— begin Items —

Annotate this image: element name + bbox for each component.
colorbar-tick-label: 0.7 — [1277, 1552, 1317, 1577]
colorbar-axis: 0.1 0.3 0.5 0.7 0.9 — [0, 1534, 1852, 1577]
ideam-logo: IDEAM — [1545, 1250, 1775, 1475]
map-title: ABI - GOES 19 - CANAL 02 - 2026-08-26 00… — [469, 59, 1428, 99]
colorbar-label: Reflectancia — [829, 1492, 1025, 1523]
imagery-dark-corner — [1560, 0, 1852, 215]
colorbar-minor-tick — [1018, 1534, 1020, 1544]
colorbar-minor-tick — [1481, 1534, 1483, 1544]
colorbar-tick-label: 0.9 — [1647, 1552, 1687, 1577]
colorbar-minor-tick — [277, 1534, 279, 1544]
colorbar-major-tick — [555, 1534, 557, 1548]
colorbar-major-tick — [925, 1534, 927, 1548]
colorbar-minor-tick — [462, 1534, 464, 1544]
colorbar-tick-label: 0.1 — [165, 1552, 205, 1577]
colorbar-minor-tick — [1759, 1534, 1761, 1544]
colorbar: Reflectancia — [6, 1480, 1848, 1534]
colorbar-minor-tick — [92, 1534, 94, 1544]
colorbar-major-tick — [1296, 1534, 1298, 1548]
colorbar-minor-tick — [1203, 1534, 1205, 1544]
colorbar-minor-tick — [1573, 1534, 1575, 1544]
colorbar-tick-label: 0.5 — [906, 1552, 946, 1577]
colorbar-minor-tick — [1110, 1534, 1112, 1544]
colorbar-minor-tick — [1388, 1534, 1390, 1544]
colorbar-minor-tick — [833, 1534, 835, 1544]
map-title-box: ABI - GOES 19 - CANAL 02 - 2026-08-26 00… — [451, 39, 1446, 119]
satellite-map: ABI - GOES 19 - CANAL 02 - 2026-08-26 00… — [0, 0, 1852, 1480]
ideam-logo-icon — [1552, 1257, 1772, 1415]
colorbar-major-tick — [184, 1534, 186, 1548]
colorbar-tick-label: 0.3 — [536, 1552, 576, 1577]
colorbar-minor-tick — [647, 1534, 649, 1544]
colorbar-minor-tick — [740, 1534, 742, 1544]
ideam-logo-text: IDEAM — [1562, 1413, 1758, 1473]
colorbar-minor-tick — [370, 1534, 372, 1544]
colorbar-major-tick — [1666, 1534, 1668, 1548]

— end Items —

**The problem:** Can you render each line of the listing above as a row in a Markdown table, with a "Row" column for the row number and a "Line" column for the text, skipping any blank lines?

**Solved exercise:**
| Row | Line |
|---|---|
| 1 | Annotate this image: element name + bbox for each component. |
| 2 | colorbar-tick-label: 0.7 — [1277, 1552, 1317, 1577] |
| 3 | colorbar-axis: 0.1 0.3 0.5 0.7 0.9 — [0, 1534, 1852, 1577] |
| 4 | ideam-logo: IDEAM — [1545, 1250, 1775, 1475] |
| 5 | map-title: ABI - GOES 19 - CANAL 02 - 2026-08-26 00… — [469, 59, 1428, 99] |
| 6 | colorbar-label: Reflectancia — [829, 1492, 1025, 1523] |
| 7 | imagery-dark-corner — [1560, 0, 1852, 215] |
| 8 | colorbar-minor-tick — [1018, 1534, 1020, 1544] |
| 9 | colorbar-minor-tick — [1481, 1534, 1483, 1544] |
| 10 | colorbar-tick-label: 0.9 — [1647, 1552, 1687, 1577] |
| 11 | colorbar-minor-tick — [277, 1534, 279, 1544] |
| 12 | colorbar-major-tick — [555, 1534, 557, 1548] |
| 13 | colorbar-major-tick — [925, 1534, 927, 1548] |
| 14 | colorbar-minor-tick — [462, 1534, 464, 1544] |
| 15 | colorbar-tick-label: 0.1 — [165, 1552, 205, 1577] |
| 16 | colorbar-minor-tick — [1759, 1534, 1761, 1544] |
| 17 | colorbar: Reflectancia — [6, 1480, 1848, 1534] |
| 18 | colorbar-minor-tick — [92, 1534, 94, 1544] |
| 19 | colorbar-major-tick — [1296, 1534, 1298, 1548] |
| 20 | colorbar-minor-tick — [1203, 1534, 1205, 1544] |
| 21 | colorbar-minor-tick — [1573, 1534, 1575, 1544] |
| 22 | colorbar-tick-label: 0.5 — [906, 1552, 946, 1577] |
| 23 | colorbar-minor-tick — [1110, 1534, 1112, 1544] |
| 24 | colorbar-minor-tick — [1388, 1534, 1390, 1544] |
| 25 | colorbar-minor-tick — [833, 1534, 835, 1544] |
| 26 | map-title-box: ABI - GOES 19 - CANAL 02 - 2026-08-26 00… — [451, 39, 1446, 119] |
| 27 | satellite-map: ABI - GOES 19 - CANAL 02 - 2026-08-26 00… — [0, 0, 1852, 1480] |
| 28 | ideam-logo-icon — [1552, 1257, 1772, 1415] |
| 29 | colorbar-major-tick — [184, 1534, 186, 1548] |
| 30 | colorbar-tick-label: 0.3 — [536, 1552, 576, 1577] |
| 31 | colorbar-minor-tick — [647, 1534, 649, 1544] |
| 32 | colorbar-minor-tick — [740, 1534, 742, 1544] |
| 33 | ideam-logo-text: IDEAM — [1562, 1413, 1758, 1473] |
| 34 | colorbar-minor-tick — [370, 1534, 372, 1544] |
| 35 | colorbar-major-tick — [1666, 1534, 1668, 1548] |